[AIM]
Without the images, output each record below as it stands.

+---+

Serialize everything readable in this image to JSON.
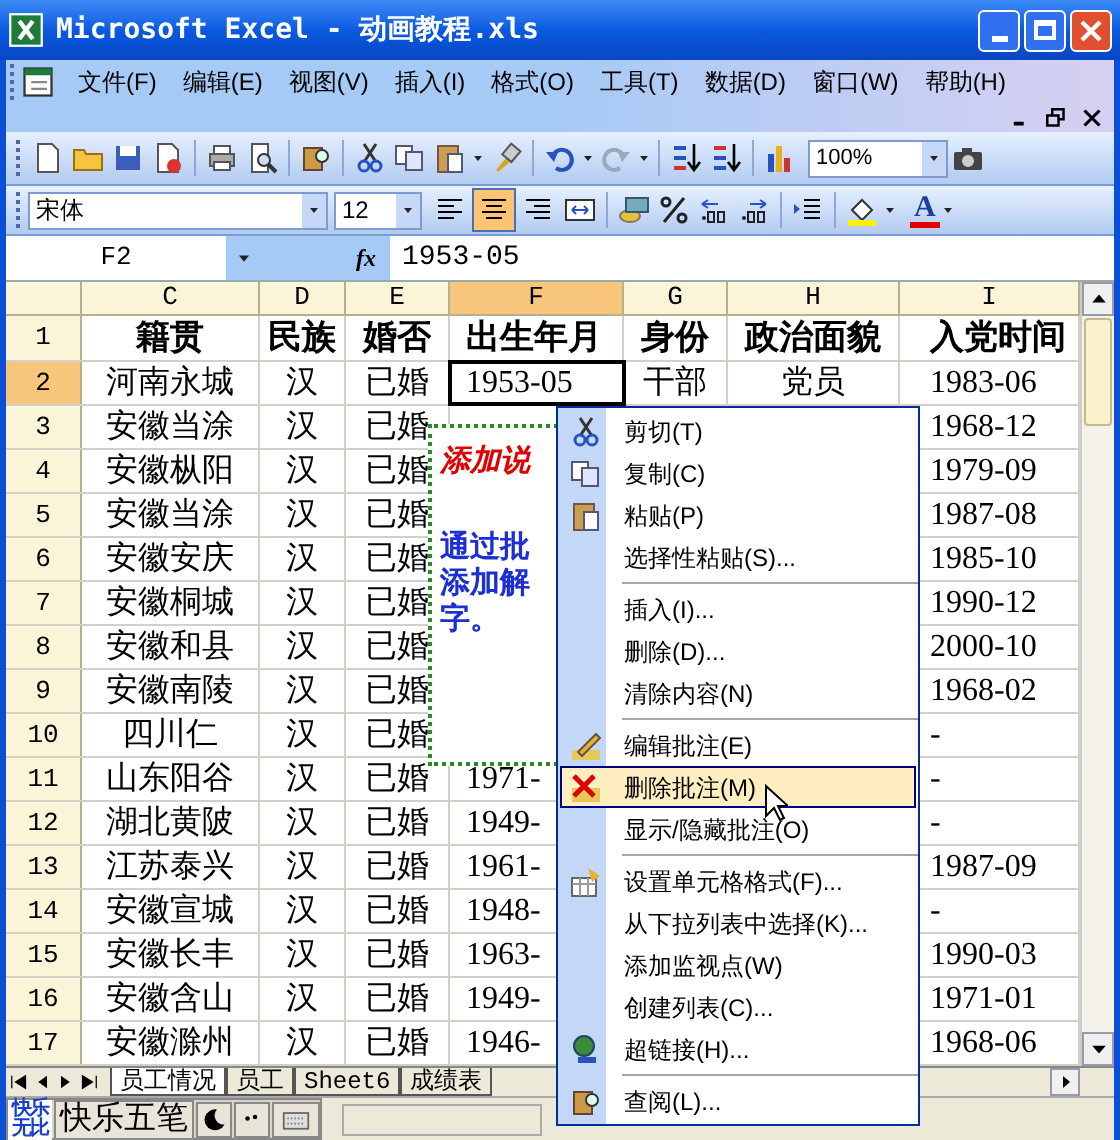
{
  "window": {
    "title": "Microsoft Excel - 动画教程.xls"
  },
  "menu_bar": [
    {
      "label": "文件(F)"
    },
    {
      "label": "编辑(E)"
    },
    {
      "label": "视图(V)"
    },
    {
      "label": "插入(I)"
    },
    {
      "label": "格式(O)"
    },
    {
      "label": "工具(T)"
    },
    {
      "label": "数据(D)"
    },
    {
      "label": "窗口(W)"
    },
    {
      "label": "帮助(H)"
    }
  ],
  "standard_toolbar": {
    "zoom": "100%"
  },
  "formatting_toolbar": {
    "font": "宋体",
    "size": "12",
    "align": [
      {
        "kind": "left",
        "selected": false
      },
      {
        "kind": "center",
        "selected": true
      },
      {
        "kind": "right",
        "selected": false
      }
    ],
    "font_color_label": "A"
  },
  "formula_bar": {
    "name_box": "F2",
    "function_label": "fx",
    "formula": "1953-05"
  },
  "sheet": {
    "columns": [
      {
        "label": "C",
        "selected": false
      },
      {
        "label": "D",
        "selected": false
      },
      {
        "label": "E",
        "selected": false
      },
      {
        "label": "F",
        "selected": true
      },
      {
        "label": "G",
        "selected": false
      },
      {
        "label": "H",
        "selected": false
      },
      {
        "label": "I",
        "selected": false
      }
    ],
    "rows": [
      {
        "header": "1",
        "selected": false,
        "cells": [
          "籍贯",
          "民族",
          "婚否",
          "出生年月",
          "身份",
          "政治面貌",
          "入党时间"
        ]
      },
      {
        "header": "2",
        "selected": true,
        "cells": [
          "河南永城",
          "汉",
          "已婚",
          "1953-05",
          "干部",
          "党员",
          "1983-06"
        ]
      },
      {
        "header": "3",
        "selected": false,
        "cells": [
          "安徽当涂",
          "汉",
          "已婚",
          null,
          null,
          null,
          "1968-12"
        ]
      },
      {
        "header": "4",
        "selected": false,
        "cells": [
          "安徽枞阳",
          "汉",
          "已婚",
          null,
          null,
          null,
          "1979-09"
        ]
      },
      {
        "header": "5",
        "selected": false,
        "cells": [
          "安徽当涂",
          "汉",
          "已婚",
          null,
          null,
          null,
          "1987-08"
        ]
      },
      {
        "header": "6",
        "selected": false,
        "cells": [
          "安徽安庆",
          "汉",
          "已婚",
          null,
          null,
          null,
          "1985-10"
        ]
      },
      {
        "header": "7",
        "selected": false,
        "cells": [
          "安徽桐城",
          "汉",
          "已婚",
          null,
          null,
          null,
          "1990-12"
        ]
      },
      {
        "header": "8",
        "selected": false,
        "cells": [
          "安徽和县",
          "汉",
          "已婚",
          null,
          null,
          null,
          "2000-10"
        ]
      },
      {
        "header": "9",
        "selected": false,
        "cells": [
          "安徽南陵",
          "汉",
          "已婚",
          null,
          null,
          null,
          "1968-02"
        ]
      },
      {
        "header": "10",
        "selected": false,
        "cells": [
          "四川仁",
          "汉",
          "已婚",
          null,
          null,
          null,
          "-"
        ]
      },
      {
        "header": "11",
        "selected": false,
        "cells": [
          "山东阳谷",
          "汉",
          "已婚",
          "1971-",
          null,
          null,
          "-"
        ]
      },
      {
        "header": "12",
        "selected": false,
        "cells": [
          "湖北黄陂",
          "汉",
          "已婚",
          "1949-",
          null,
          null,
          "-"
        ]
      },
      {
        "header": "13",
        "selected": false,
        "cells": [
          "江苏泰兴",
          "汉",
          "已婚",
          "1961-",
          null,
          null,
          "1987-09"
        ]
      },
      {
        "header": "14",
        "selected": false,
        "cells": [
          "安徽宣城",
          "汉",
          "已婚",
          "1948-",
          null,
          null,
          "-"
        ]
      },
      {
        "header": "15",
        "selected": false,
        "cells": [
          "安徽长丰",
          "汉",
          "已婚",
          "1963-",
          null,
          null,
          "1990-03"
        ]
      },
      {
        "header": "16",
        "selected": false,
        "cells": [
          "安徽含山",
          "汉",
          "已婚",
          "1949-",
          null,
          null,
          "1971-01"
        ]
      },
      {
        "header": "17",
        "selected": false,
        "cells": [
          "安徽滁州",
          "汉",
          "已婚",
          "1946-",
          null,
          null,
          "1968-06"
        ]
      }
    ]
  },
  "comment": {
    "title": "添加说",
    "lines": [
      "通过批",
      "添加解",
      "字。"
    ]
  },
  "context_menu": [
    [
      {
        "label": "剪切(T)",
        "selected": false
      },
      {
        "label": "复制(C)",
        "selected": false
      },
      {
        "label": "粘贴(P)",
        "selected": false
      },
      {
        "label": "选择性粘贴(S)...",
        "selected": false
      }
    ],
    [
      {
        "label": "插入(I)...",
        "selected": false
      },
      {
        "label": "删除(D)...",
        "selected": false
      },
      {
        "label": "清除内容(N)",
        "selected": false
      }
    ],
    [
      {
        "label": "编辑批注(E)",
        "selected": false
      },
      {
        "label": "删除批注(M)",
        "selected": true
      },
      {
        "label": "显示/隐藏批注(O)",
        "selected": false
      }
    ],
    [
      {
        "label": "设置单元格格式(F)...",
        "selected": false
      },
      {
        "label": "从下拉列表中选择(K)...",
        "selected": false
      },
      {
        "label": "添加监视点(W)",
        "selected": false
      },
      {
        "label": "创建列表(C)...",
        "selected": false
      },
      {
        "label": "超链接(H)...",
        "selected": false
      }
    ],
    [
      {
        "label": "查阅(L)...",
        "selected": false
      }
    ]
  ],
  "sheet_tabs": [
    {
      "label": "员工情况",
      "selected": true
    },
    {
      "label": "员工",
      "selected": false
    },
    {
      "label": "Sheet6",
      "selected": false
    },
    {
      "label": "成绩表",
      "selected": false
    }
  ],
  "ime_bar": {
    "logo": [
      "快乐",
      "无比"
    ],
    "name": "快乐五笔"
  }
}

+---+

[COMPLETE ANSWER]
Serialize everything readable in this image to JSON.
{
  "window": {
    "title": "Microsoft Excel - 动画教程.xls"
  },
  "menu_bar": [
    {
      "label": "文件(F)"
    },
    {
      "label": "编辑(E)"
    },
    {
      "label": "视图(V)"
    },
    {
      "label": "插入(I)"
    },
    {
      "label": "格式(O)"
    },
    {
      "label": "工具(T)"
    },
    {
      "label": "数据(D)"
    },
    {
      "label": "窗口(W)"
    },
    {
      "label": "帮助(H)"
    }
  ],
  "standard_toolbar": {
    "zoom": "100%"
  },
  "formatting_toolbar": {
    "font": "宋体",
    "size": "12",
    "align": [
      {
        "kind": "left",
        "selected": false
      },
      {
        "kind": "center",
        "selected": true
      },
      {
        "kind": "right",
        "selected": false
      }
    ],
    "font_color_label": "A"
  },
  "formula_bar": {
    "name_box": "F2",
    "function_label": "fx",
    "formula": "1953-05"
  },
  "sheet": {
    "columns": [
      {
        "label": "C",
        "selected": false
      },
      {
        "label": "D",
        "selected": false
      },
      {
        "label": "E",
        "selected": false
      },
      {
        "label": "F",
        "selected": true
      },
      {
        "label": "G",
        "selected": false
      },
      {
        "label": "H",
        "selected": false
      },
      {
        "label": "I",
        "selected": false
      }
    ],
    "rows": [
      {
        "header": "1",
        "selected": false,
        "cells": [
          "籍贯",
          "民族",
          "婚否",
          "出生年月",
          "身份",
          "政治面貌",
          "入党时间"
        ]
      },
      {
        "header": "2",
        "selected": true,
        "cells": [
          "河南永城",
          "汉",
          "已婚",
          "1953-05",
          "干部",
          "党员",
          "1983-06"
        ]
      },
      {
        "header": "3",
        "selected": false,
        "cells": [
          "安徽当涂",
          "汉",
          "已婚",
          null,
          null,
          null,
          "1968-12"
        ]
      },
      {
        "header": "4",
        "selected": false,
        "cells": [
          "安徽枞阳",
          "汉",
          "已婚",
          null,
          null,
          null,
          "1979-09"
        ]
      },
      {
        "header": "5",
        "selected": false,
        "cells": [
          "安徽当涂",
          "汉",
          "已婚",
          null,
          null,
          null,
          "1987-08"
        ]
      },
      {
        "header": "6",
        "selected": false,
        "cells": [
          "安徽安庆",
          "汉",
          "已婚",
          null,
          null,
          null,
          "1985-10"
        ]
      },
      {
        "header": "7",
        "selected": false,
        "cells": [
          "安徽桐城",
          "汉",
          "已婚",
          null,
          null,
          null,
          "1990-12"
        ]
      },
      {
        "header": "8",
        "selected": false,
        "cells": [
          "安徽和县",
          "汉",
          "已婚",
          null,
          null,
          null,
          "2000-10"
        ]
      },
      {
        "header": "9",
        "selected": false,
        "cells": [
          "安徽南陵",
          "汉",
          "已婚",
          null,
          null,
          null,
          "1968-02"
        ]
      },
      {
        "header": "10",
        "selected": false,
        "cells": [
          "四川仁",
          "汉",
          "已婚",
          null,
          null,
          null,
          "-"
        ]
      },
      {
        "header": "11",
        "selected": false,
        "cells": [
          "山东阳谷",
          "汉",
          "已婚",
          "1971-",
          null,
          null,
          "-"
        ]
      },
      {
        "header": "12",
        "selected": false,
        "cells": [
          "湖北黄陂",
          "汉",
          "已婚",
          "1949-",
          null,
          null,
          "-"
        ]
      },
      {
        "header": "13",
        "selected": false,
        "cells": [
          "江苏泰兴",
          "汉",
          "已婚",
          "1961-",
          null,
          null,
          "1987-09"
        ]
      },
      {
        "header": "14",
        "selected": false,
        "cells": [
          "安徽宣城",
          "汉",
          "已婚",
          "1948-",
          null,
          null,
          "-"
        ]
      },
      {
        "header": "15",
        "selected": false,
        "cells": [
          "安徽长丰",
          "汉",
          "已婚",
          "1963-",
          null,
          null,
          "1990-03"
        ]
      },
      {
        "header": "16",
        "selected": false,
        "cells": [
          "安徽含山",
          "汉",
          "已婚",
          "1949-",
          null,
          null,
          "1971-01"
        ]
      },
      {
        "header": "17",
        "selected": false,
        "cells": [
          "安徽滁州",
          "汉",
          "已婚",
          "1946-",
          null,
          null,
          "1968-06"
        ]
      }
    ]
  },
  "comment": {
    "title": "添加说",
    "lines": [
      "通过批",
      "添加解",
      "字。"
    ]
  },
  "context_menu": [
    [
      {
        "label": "剪切(T)",
        "selected": false
      },
      {
        "label": "复制(C)",
        "selected": false
      },
      {
        "label": "粘贴(P)",
        "selected": false
      },
      {
        "label": "选择性粘贴(S)...",
        "selected": false
      }
    ],
    [
      {
        "label": "插入(I)...",
        "selected": false
      },
      {
        "label": "删除(D)...",
        "selected": false
      },
      {
        "label": "清除内容(N)",
        "selected": false
      }
    ],
    [
      {
        "label": "编辑批注(E)",
        "selected": false
      },
      {
        "label": "删除批注(M)",
        "selected": true
      },
      {
        "label": "显示/隐藏批注(O)",
        "selected": false
      }
    ],
    [
      {
        "label": "设置单元格格式(F)...",
        "selected": false
      },
      {
        "label": "从下拉列表中选择(K)...",
        "selected": false
      },
      {
        "label": "添加监视点(W)",
        "selected": false
      },
      {
        "label": "创建列表(C)...",
        "selected": false
      },
      {
        "label": "超链接(H)...",
        "selected": false
      }
    ],
    [
      {
        "label": "查阅(L)...",
        "selected": false
      }
    ]
  ],
  "sheet_tabs": [
    {
      "label": "员工情况",
      "selected": true
    },
    {
      "label": "员工",
      "selected": false
    },
    {
      "label": "Sheet6",
      "selected": false
    },
    {
      "label": "成绩表",
      "selected": false
    }
  ],
  "ime_bar": {
    "logo": [
      "快乐",
      "无比"
    ],
    "name": "快乐五笔"
  }
}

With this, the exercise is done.